— Exercise details —
Set down each record below precisely, skipping the pictures.

— Data entries —

****

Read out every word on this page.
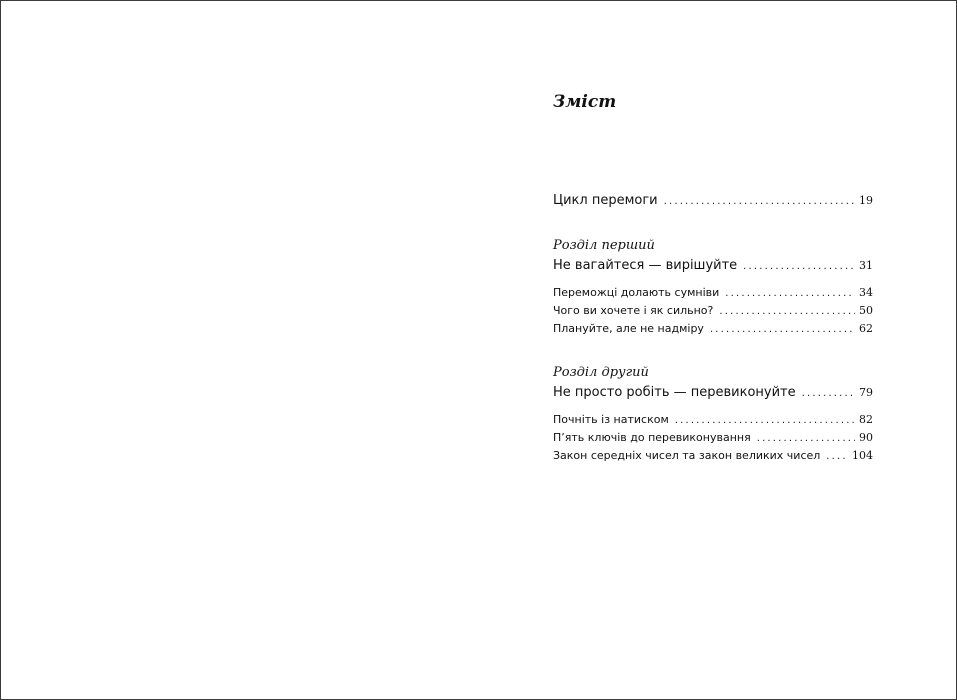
Зміст
Цикл перемоги . . .	19
Розділ перший
Не вагайтеся — вирішуйте . . .	31
Переможці долають сумніви . . .	34
Чого ви хочете і як сильно? . . .	50
Плануйте, але не надміру . . .	62
Розділ другий
Не просто робіть — перевиконуйте . . .	79
Почніть із натиском . . .	82
П’ять ключів до перевиконування . . .	90
Закон середніх чисел та закон великих чисел . . .	104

****

— Expected answer —
Read out every word on this page.
Зміст
Цикл перемоги . . .	19
Розділ перший
Не вагайтеся — вирішуйте . . .	31
Переможці долають сумніви . . .	34
Чого ви хочете і як сильно? . . .	50
Плануйте, але не надміру . . .	62
Розділ другий
Не просто робіть — перевиконуйте . . .	79
Почніть із натиском . . .	82
П’ять ключів до перевиконування . . .	90
Закон середніх чисел та закон великих чисел . . .	104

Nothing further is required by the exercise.